■ **Page text**
# # # # # # #
Reviewing AI PRs at Scale

You know the PR. Thirty files, three thousand lines, and a cheerful "it's all good." The one you skim, can't possibly hold in your head, and LGTM on the way past because what else are you going to do.

Now imagine fifteen of those landing in a day. That's where we are.

This is the written companion to the video I just published — same arc, more receipts. Below are the five levers I've researched and actually use to review AI-generated PRs at scale.

Watch the full breakdown on YouTube. The live demos for every lever are in there.

Why Review Became the Bottleneck

Not long ago, code was the bottleneck — and we had strategies for it. Some places asked developers to open one PR a day, keeping them small and easy to review. Other places still went big and LGTM'd them away. Either way, it was manageable. Sure, we had a PR backlog, and yeah, you'd have to chase people to actually review your stuff — but it worked.

Then AI shuffled the cards on everything. Now generating code is just a prompt away. Thirty files, three thousand lines — that's often the norm now, not the exception. You ask the agent, it goes "I got you, boss," and blasts out a PR, all shiny, with unit tests that pass. And when fifteen of those land in a day, LGTM stops being the shortcut and becomes the default.
# # # # # # #
■ **Dataset records**
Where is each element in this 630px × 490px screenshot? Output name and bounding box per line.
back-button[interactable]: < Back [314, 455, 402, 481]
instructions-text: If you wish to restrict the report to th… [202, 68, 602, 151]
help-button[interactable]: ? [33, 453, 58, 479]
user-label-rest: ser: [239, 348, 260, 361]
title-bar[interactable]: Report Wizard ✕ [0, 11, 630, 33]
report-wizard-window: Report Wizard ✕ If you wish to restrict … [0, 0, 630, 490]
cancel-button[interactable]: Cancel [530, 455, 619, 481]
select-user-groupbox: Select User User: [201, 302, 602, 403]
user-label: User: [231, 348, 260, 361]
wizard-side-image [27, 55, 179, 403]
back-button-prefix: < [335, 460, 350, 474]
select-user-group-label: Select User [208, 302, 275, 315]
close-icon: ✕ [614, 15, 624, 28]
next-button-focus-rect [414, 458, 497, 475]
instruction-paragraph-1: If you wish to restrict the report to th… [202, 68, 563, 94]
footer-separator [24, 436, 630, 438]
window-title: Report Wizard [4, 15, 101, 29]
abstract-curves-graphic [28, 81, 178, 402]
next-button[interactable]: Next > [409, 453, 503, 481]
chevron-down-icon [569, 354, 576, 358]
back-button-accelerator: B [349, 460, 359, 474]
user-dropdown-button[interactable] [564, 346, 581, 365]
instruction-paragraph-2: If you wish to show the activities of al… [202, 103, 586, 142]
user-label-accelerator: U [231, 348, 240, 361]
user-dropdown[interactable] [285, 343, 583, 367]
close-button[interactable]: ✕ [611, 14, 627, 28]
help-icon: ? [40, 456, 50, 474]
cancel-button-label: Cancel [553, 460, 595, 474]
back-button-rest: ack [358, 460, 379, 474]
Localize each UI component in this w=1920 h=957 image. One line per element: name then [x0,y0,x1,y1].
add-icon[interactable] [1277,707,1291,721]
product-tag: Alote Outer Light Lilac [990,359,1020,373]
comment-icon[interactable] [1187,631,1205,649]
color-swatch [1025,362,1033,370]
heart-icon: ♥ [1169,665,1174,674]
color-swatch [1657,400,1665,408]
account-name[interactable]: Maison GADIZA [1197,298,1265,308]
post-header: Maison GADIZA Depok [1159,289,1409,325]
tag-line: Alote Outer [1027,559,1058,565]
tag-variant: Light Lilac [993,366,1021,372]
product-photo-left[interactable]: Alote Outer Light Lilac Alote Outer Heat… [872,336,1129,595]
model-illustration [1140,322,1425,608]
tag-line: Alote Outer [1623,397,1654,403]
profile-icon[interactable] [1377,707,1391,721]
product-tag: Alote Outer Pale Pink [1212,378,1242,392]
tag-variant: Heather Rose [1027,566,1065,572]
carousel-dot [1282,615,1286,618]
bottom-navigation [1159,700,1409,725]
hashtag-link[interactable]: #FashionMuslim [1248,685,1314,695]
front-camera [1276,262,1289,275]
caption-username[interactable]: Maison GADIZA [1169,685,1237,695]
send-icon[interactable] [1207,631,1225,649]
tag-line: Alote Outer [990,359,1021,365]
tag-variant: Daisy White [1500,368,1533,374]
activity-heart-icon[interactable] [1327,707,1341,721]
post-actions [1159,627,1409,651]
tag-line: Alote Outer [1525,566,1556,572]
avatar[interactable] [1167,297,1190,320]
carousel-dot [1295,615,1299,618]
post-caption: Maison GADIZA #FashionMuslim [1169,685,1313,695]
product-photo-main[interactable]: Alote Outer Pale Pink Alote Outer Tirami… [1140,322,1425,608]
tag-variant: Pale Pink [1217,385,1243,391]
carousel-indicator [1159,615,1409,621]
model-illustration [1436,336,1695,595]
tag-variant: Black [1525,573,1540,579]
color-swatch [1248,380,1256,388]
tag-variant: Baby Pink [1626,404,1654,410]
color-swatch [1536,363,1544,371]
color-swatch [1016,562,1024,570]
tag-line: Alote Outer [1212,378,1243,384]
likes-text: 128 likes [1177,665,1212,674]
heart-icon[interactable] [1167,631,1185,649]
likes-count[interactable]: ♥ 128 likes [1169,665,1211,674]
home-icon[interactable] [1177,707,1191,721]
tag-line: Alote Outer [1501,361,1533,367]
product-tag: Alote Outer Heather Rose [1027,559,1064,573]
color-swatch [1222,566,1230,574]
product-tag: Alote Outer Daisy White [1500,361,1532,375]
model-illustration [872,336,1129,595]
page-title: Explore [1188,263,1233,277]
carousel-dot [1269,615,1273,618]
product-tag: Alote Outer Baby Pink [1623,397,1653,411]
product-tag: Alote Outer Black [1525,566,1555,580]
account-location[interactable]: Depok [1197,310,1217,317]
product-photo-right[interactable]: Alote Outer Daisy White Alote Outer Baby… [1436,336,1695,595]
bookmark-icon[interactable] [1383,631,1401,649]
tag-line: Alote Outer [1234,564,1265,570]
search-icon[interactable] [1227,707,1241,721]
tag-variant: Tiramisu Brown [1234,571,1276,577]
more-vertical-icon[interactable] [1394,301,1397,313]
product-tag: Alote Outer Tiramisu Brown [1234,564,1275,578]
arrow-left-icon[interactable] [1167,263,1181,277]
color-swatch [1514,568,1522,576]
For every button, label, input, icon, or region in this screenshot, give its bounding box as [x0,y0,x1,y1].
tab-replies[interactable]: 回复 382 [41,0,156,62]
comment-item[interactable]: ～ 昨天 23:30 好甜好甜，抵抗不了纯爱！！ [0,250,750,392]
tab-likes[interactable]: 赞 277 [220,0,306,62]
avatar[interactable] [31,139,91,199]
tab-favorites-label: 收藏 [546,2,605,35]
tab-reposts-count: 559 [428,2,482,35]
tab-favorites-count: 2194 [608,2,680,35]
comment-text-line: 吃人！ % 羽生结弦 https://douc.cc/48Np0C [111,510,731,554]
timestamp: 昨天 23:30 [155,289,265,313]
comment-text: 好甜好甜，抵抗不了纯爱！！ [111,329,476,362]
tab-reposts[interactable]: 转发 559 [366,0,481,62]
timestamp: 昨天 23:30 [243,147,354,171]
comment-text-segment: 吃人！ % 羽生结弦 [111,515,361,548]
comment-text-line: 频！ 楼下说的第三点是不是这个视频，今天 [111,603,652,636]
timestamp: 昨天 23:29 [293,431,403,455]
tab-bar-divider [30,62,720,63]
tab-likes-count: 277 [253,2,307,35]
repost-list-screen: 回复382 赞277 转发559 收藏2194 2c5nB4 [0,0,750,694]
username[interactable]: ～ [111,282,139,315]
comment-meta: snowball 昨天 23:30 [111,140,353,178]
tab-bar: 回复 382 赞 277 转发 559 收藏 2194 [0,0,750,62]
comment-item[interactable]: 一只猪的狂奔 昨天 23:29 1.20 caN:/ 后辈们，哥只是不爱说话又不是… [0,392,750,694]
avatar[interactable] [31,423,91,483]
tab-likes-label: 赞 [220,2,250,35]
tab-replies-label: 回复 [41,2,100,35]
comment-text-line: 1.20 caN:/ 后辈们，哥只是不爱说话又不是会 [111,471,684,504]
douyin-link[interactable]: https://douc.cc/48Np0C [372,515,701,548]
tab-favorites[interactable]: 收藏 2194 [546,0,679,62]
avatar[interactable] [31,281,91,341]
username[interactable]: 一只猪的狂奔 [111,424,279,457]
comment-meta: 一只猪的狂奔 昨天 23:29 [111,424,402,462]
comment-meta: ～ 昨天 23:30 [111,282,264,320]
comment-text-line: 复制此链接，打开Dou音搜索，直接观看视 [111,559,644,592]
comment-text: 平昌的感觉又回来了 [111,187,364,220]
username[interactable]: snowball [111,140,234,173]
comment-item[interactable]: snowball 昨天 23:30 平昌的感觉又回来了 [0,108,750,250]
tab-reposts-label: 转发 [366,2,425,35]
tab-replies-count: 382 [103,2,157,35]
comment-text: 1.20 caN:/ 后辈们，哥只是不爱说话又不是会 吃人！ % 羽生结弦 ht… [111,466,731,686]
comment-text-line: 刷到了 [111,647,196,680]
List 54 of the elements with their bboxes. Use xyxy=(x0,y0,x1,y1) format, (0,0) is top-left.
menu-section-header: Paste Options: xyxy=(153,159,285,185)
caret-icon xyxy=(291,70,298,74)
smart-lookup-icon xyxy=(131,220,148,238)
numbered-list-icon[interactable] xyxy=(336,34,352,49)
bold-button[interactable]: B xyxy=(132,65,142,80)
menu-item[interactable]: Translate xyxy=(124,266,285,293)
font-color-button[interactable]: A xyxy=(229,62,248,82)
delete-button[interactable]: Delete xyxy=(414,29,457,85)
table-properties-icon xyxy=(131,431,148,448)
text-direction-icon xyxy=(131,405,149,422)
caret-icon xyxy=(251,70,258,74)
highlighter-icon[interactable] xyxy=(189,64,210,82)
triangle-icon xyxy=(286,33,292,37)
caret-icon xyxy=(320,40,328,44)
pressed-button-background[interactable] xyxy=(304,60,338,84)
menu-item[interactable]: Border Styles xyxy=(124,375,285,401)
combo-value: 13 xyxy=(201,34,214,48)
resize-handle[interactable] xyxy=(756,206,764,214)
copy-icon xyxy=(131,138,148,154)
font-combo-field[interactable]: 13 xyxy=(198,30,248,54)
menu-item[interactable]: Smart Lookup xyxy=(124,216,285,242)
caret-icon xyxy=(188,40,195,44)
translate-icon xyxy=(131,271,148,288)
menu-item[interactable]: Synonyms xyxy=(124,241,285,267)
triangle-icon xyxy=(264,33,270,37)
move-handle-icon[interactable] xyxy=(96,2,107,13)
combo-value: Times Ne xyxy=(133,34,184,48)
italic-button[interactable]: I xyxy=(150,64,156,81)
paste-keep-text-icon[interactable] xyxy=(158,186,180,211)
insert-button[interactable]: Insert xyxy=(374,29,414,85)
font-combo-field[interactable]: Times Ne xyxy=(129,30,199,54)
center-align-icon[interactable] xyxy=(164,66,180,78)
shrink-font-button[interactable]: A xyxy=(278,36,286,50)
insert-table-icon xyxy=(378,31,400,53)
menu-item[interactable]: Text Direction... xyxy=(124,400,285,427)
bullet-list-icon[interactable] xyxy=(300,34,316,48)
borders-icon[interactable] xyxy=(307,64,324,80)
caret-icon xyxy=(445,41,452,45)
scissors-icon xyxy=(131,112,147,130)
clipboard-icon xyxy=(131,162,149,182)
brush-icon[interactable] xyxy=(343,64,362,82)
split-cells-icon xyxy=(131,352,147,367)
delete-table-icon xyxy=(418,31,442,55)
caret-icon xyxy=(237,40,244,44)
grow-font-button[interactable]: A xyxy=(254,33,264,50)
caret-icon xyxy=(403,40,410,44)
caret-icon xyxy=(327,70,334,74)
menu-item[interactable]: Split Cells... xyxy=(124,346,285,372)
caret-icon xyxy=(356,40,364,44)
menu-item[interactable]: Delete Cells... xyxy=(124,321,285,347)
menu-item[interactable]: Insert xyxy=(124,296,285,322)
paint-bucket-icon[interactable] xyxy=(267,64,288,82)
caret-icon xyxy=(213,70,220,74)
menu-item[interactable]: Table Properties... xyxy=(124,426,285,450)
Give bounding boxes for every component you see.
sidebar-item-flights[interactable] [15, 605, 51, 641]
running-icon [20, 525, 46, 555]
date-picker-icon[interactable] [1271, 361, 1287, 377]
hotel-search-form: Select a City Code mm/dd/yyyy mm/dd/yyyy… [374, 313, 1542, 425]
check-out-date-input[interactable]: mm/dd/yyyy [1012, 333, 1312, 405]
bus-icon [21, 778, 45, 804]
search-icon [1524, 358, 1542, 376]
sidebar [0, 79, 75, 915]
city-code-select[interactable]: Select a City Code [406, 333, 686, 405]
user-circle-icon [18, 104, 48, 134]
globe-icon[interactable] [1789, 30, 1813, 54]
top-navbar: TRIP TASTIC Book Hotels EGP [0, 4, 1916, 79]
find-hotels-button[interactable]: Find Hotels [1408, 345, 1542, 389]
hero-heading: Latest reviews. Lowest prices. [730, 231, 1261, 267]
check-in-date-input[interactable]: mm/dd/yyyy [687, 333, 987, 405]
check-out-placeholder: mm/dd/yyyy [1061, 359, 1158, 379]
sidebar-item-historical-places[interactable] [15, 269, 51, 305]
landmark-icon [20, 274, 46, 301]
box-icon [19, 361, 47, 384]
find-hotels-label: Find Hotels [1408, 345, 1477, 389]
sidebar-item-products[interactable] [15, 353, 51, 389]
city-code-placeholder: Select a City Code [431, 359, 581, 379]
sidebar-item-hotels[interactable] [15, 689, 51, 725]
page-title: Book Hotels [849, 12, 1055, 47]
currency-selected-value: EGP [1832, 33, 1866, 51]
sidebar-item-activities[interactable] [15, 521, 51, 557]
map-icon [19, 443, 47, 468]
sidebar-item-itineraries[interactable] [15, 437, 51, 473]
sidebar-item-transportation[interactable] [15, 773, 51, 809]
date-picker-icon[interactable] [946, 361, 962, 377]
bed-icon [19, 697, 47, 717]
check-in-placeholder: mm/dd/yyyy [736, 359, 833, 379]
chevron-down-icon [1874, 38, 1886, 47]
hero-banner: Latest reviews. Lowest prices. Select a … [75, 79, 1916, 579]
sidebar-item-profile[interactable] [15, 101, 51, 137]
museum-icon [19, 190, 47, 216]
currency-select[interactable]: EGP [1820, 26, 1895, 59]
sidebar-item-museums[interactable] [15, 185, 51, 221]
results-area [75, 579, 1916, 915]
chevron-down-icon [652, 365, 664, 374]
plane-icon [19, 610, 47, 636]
# # # # # # #
Pick up the text on reviewing AI-generated pull requests at scale and continue it from its final sentence. The listing is not needed for this work.

■ **Response**
So the bottleneck moved. It's not generating the code anymore — it's reviewing it. And everyone's drowning.

A GitHub pull-requests page with the open-PR count climbing into the thousands, every one opened seconds ago by a bot

Here's why it's so hard. There's no ground truth for "good code" — good depends on your architecture, your conventions, what you're building next. And to really review a change, you have to hold its full scope in your head, which falls apart fast when the diffs are thousands of lines and they're landing by the hour. That's the battle. And to date, nobody's solved it.

I haven't either — let me be clear about that. But I've spent hours researching this, experimenting, and learning what other people are doing, and I want to share the insights I found useful. Not "here's the answer." More like "here's what's actually working."

Because here's the thing: we can't keep ignoring the shift. We can't review every single PR and stay the bottleneck — that math doesn't work anymore. We have to move with it and adjust. And realistically, the only way to do that is to get help: from AI, and from automated tools.

That means a few mindset changes. We focus on teaching the agent what good looks like, even without a perfect ground truth — best effort beats no effort. We categorize changes and review by risk level, so we spend our attention on what actually matters. And we reinvent the process itself so that we're no longer the thing everything waits on.

There are more ways to do this than I'll cover here. But below are five concrete approaches that help address this new-world stampede of code changes. Think of them as layers — local, to CI, to cloud. You don't need all five. Stack the ones that fit.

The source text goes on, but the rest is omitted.